### GIVEN PROBLEM
Can you recast every line of the records below as a Markdown table with a "Row" column for the row number and a "Text" column for the line? Leave out blank lines and the pictures.

### GIVEN ENTRIES

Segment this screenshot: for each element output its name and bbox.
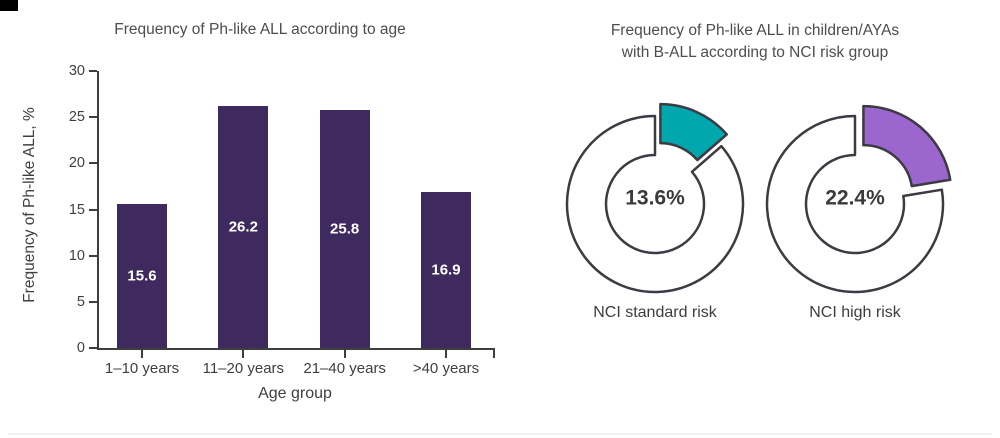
donut-chart-nci-high-risk: 22.4% [765,104,952,294]
x-tick-label: 21–40 years [303,360,386,377]
y-axis-label: Frequency of Ph-like ALL, % [21,107,38,303]
x-tick-mark [242,350,245,358]
donut-remainder-ring [565,114,745,294]
donut-block-nci-standard-risk: 13.6% NCI standard risk [555,94,755,322]
donut-exploded-slice [862,104,952,188]
bar-plot-area: 0 5 10 15 20 25 30 15.6 1–10 years 26.2 11–20 year… [69,63,495,377]
donut-center-percent: 13.6% [625,187,685,210]
bar-value-label: 16.9 [431,261,461,279]
y-tick-mark [89,300,97,303]
top-left-black-mark [0,0,18,11]
x-axis-label: Age group [258,385,332,402]
donut-title-line1: Frequency of Ph-like ALL in children/AYA… [610,22,900,39]
donut-chart-title: Frequency of Ph-like ALL in children/AYA… [555,20,955,64]
bar-4: 16.9 [420,191,471,348]
donut-block-nci-high-risk: 22.4% NCI high risk [755,94,955,322]
y-tick-mark [89,70,97,72]
bar-2: 26.2 [218,106,269,348]
bar-1: 15.6 [117,203,167,348]
donuts-row: 13.6% NCI standard risk 22.4% NCI high risk [555,94,955,322]
donut-panel: Frequency of Ph-like ALL in children/AYA… [555,20,955,322]
y-tick-label: 0 [76,340,85,356]
x-tick-label: 11–20 years [202,360,285,377]
donut-remainder-ring [765,114,945,294]
x-axis-end-tick [493,350,495,358]
x-tick-mark [343,350,346,358]
bar-value-label: 25.8 [330,220,360,238]
bar-chart-title: Frequency of Ph-like ALL according to ag… [114,21,406,38]
y-tick-label: 20 [68,155,85,172]
donut-caption: NCI high risk [809,304,901,321]
y-tick-label: 30 [68,63,85,79]
y-tick-label: 5 [76,293,85,310]
y-tick-mark [89,254,97,257]
donut-chart-nci-standard-risk: 13.6% [565,102,745,294]
y-tick-label: 25 [68,109,85,126]
y-tick-label: 15 [68,201,85,218]
bottom-hairline [8,433,992,435]
donut-title-line2: with B-ALL according to NCI risk group [621,44,889,61]
bar-value-label: 26.2 [228,218,258,236]
y-tick-mark [89,162,97,165]
x-tick-label: >40 years [412,360,480,377]
y-tick-mark [89,208,97,211]
y-tick-label: 10 [68,247,85,264]
bar-value-label: 15.6 [127,267,157,285]
donut-exploded-slice [659,102,729,162]
x-tick-mark [141,350,143,358]
y-tick-mark [89,116,97,119]
x-tick-label: 1–10 years [104,360,180,377]
donut-center-percent: 22.4% [825,187,885,210]
y-tick-mark [89,347,97,349]
bar-3: 25.8 [319,109,370,348]
x-tick-mark [444,350,447,358]
donut-caption: NCI standard risk [593,304,717,321]
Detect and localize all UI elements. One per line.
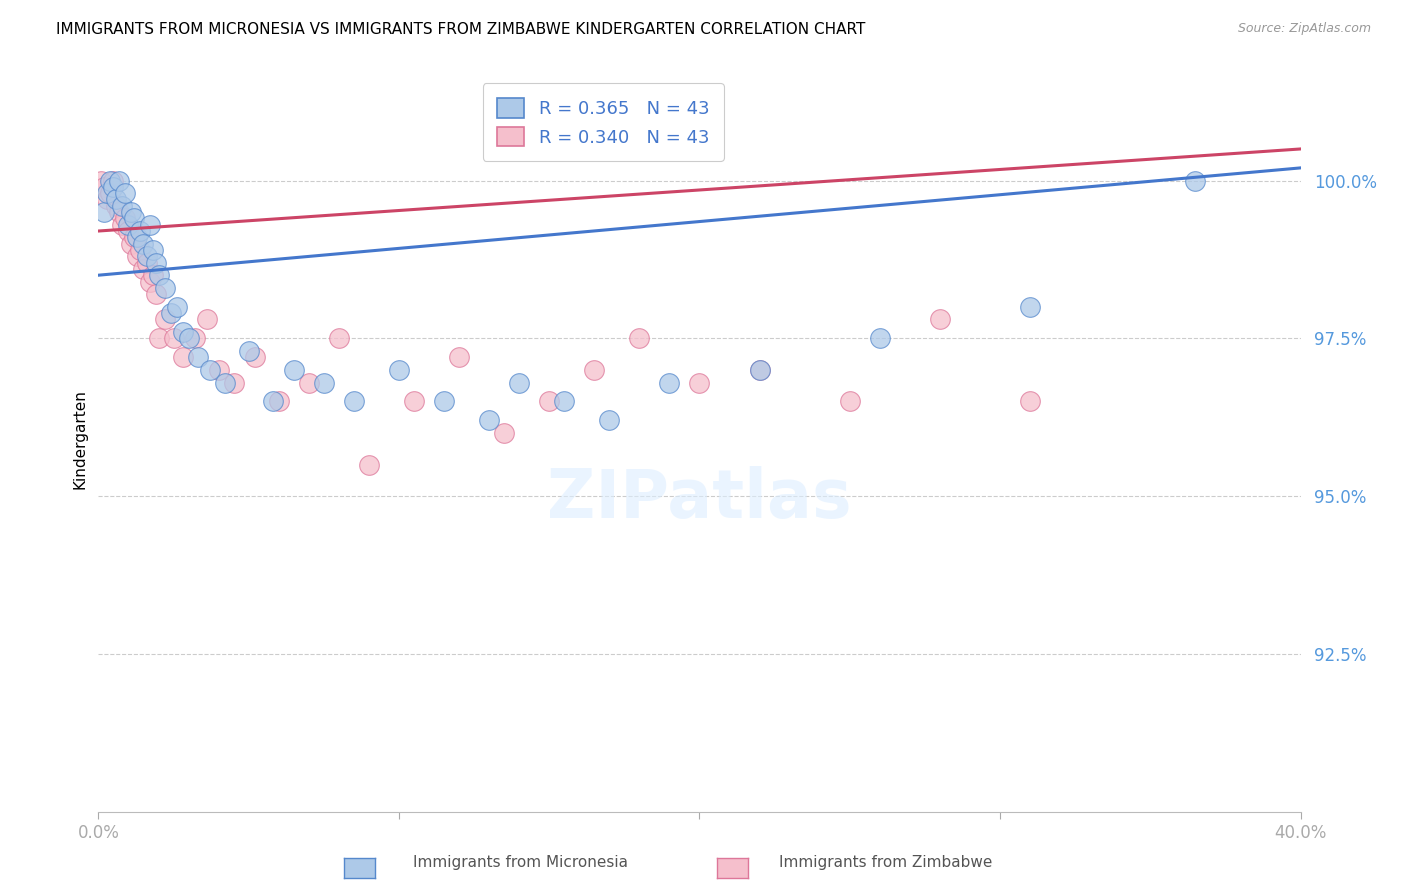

### OUTPUT BELOW
| Row | Text |
|---|---|
| 1 | Segment this screenshot: for each element output its name and bbox. |
| 2 | donut-chart-nci-high-risk: 22.4% [765,104,952,294] |
| 3 | x-tick-label: 21–40 years [303,360,386,377] |
| 4 | y-axis-label: Frequency of Ph-like ALL, % [21,107,38,303] |
| 5 | x-tick-mark [242,350,245,358] |
| 6 | donut-remainder-ring [565,114,745,294] |
| 7 | donut-block-nci-standard-risk: 13.6% NCI standard risk [555,94,755,322] |
| 8 | donut-exploded-slice [862,104,952,188] |
| 9 | bar-plot-area: 0 5 10 15 20 25 30 15.6 1–10 years 26.2 11–20 year… [69,63,495,377] |
| 10 | donut-center-percent: 13.6% [625,187,685,210] |
| 11 | bar-value-label: 16.9 [431,261,461,279] |
| 12 | y-tick-mark [89,300,97,303] |
| 13 | top-left-black-mark [0,0,18,11] |
| 14 | x-axis-label: Age group [258,385,332,402] |
| 15 | donut-title-line1: Frequency of Ph-like ALL in children/AYA… [610,22,900,39] |
| 16 | donut-chart-title: Frequency of Ph-like ALL in children/AYA… [555,20,955,64] |
| 17 | bar-4: 16.9 [420,191,471,348] |
| 18 | donut-block-nci-high-risk: 22.4% NCI high risk [755,94,955,322] |
| 19 | y-tick-mark [89,70,97,72] |
| 20 | bar-2: 26.2 [218,106,269,348] |
| 21 | bar-1: 15.6 [117,203,167,348] |
| 22 | donuts-row: 13.6% NCI standard risk 22.4% NCI high risk [555,94,955,322] |
| 23 | donut-panel: Frequency of Ph-like ALL in children/AYA… [555,20,955,322] |
| 24 | y-tick-label: 0 [76,340,85,356] |
| 25 | x-tick-label: 11–20 years [202,360,285,377] |
| 26 | donut-remainder-ring [765,114,945,294] |
| 27 | x-axis-end-tick [493,350,495,358] |
| 28 | x-tick-mark [343,350,346,358] |
| 29 | bar-value-label: 25.8 [330,220,360,238] |
| 30 | bar-chart-title: Frequency of Ph-like ALL according to ag… [114,21,406,38] |
| 31 | y-tick-label: 20 [68,155,85,172] |
| 32 | donut-caption: NCI high risk [809,304,901,321] |
| 33 | y-tick-label: 30 [68,63,85,79] |
| 34 | y-tick-label: 5 [76,293,85,310] |
| 35 | y-tick-mark [89,254,97,257] |
| 36 | donut-chart-nci-standard-risk: 13.6% [565,102,745,294] |
| 37 | y-tick-label: 25 [68,109,85,126] |
| 38 | y-tick-label: 15 [68,201,85,218] |
| 39 | bottom-hairline [8,433,992,435] |
| 40 | donut-title-line2: with B-ALL according to NCI risk group [621,44,889,61] |
| 41 | bar-value-label: 26.2 [228,218,258,236] |
| 42 | y-tick-mark [89,162,97,165] |
| 43 | x-tick-label: >40 years [412,360,480,377] |
| 44 | y-tick-mark [89,208,97,211] |
| 45 | y-tick-label: 10 [68,247,85,264] |
| 46 | bar-value-label: 15.6 [127,267,157,285] |
| 47 | donut-exploded-slice [659,102,729,162] |
| 48 | x-tick-mark [141,350,143,358] |
| 49 | y-tick-mark [89,116,97,119] |
| 50 | x-tick-label: 1–10 years [104,360,180,377] |
| 51 | donut-center-percent: 22.4% [825,187,885,210] |
| 52 | y-tick-mark [89,347,97,349] |
| 53 | bar-3: 25.8 [319,109,370,348] |
| 54 | x-tick-mark [444,350,447,358] |
| 55 | donut-caption: NCI standard risk [593,304,717,321] |
| 56 | Detect and localize all UI elements. One per line. |